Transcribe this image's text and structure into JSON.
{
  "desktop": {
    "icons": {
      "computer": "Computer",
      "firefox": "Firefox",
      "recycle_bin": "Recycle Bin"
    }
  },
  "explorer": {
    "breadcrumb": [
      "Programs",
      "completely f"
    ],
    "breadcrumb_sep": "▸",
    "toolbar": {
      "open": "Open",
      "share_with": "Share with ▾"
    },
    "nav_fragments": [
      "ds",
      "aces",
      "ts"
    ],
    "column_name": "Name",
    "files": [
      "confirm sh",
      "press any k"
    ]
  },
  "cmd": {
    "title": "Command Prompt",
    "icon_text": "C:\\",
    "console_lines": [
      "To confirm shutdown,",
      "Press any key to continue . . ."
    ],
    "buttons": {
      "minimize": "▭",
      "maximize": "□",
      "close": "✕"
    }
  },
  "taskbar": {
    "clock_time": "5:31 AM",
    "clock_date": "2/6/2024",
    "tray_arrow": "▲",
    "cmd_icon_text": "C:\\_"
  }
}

-=-=-=-=-

Exactly as shown above, return every record.

■ Final result
Transcribe this image's text and structure into JSON.
{
  "desktop": {
    "icons": {
      "computer": "Computer",
      "firefox": "Firefox",
      "recycle_bin": "Recycle Bin"
    }
  },
  "explorer": {
    "breadcrumb": [
      "Programs",
      "completely f"
    ],
    "breadcrumb_sep": "▸",
    "toolbar": {
      "open": "Open",
      "share_with": "Share with ▾"
    },
    "nav_fragments": [
      "ds",
      "aces",
      "ts"
    ],
    "column_name": "Name",
    "files": [
      "confirm sh",
      "press any k"
    ]
  },
  "cmd": {
    "title": "Command Prompt",
    "icon_text": "C:\\",
    "console_lines": [
      "To confirm shutdown,",
      "Press any key to continue . . ."
    ],
    "buttons": {
      "minimize": "▭",
      "maximize": "□",
      "close": "✕"
    }
  },
  "taskbar": {
    "clock_time": "5:31 AM",
    "clock_date": "2/6/2024",
    "tray_arrow": "▲",
    "cmd_icon_text": "C:\\_"
  }
}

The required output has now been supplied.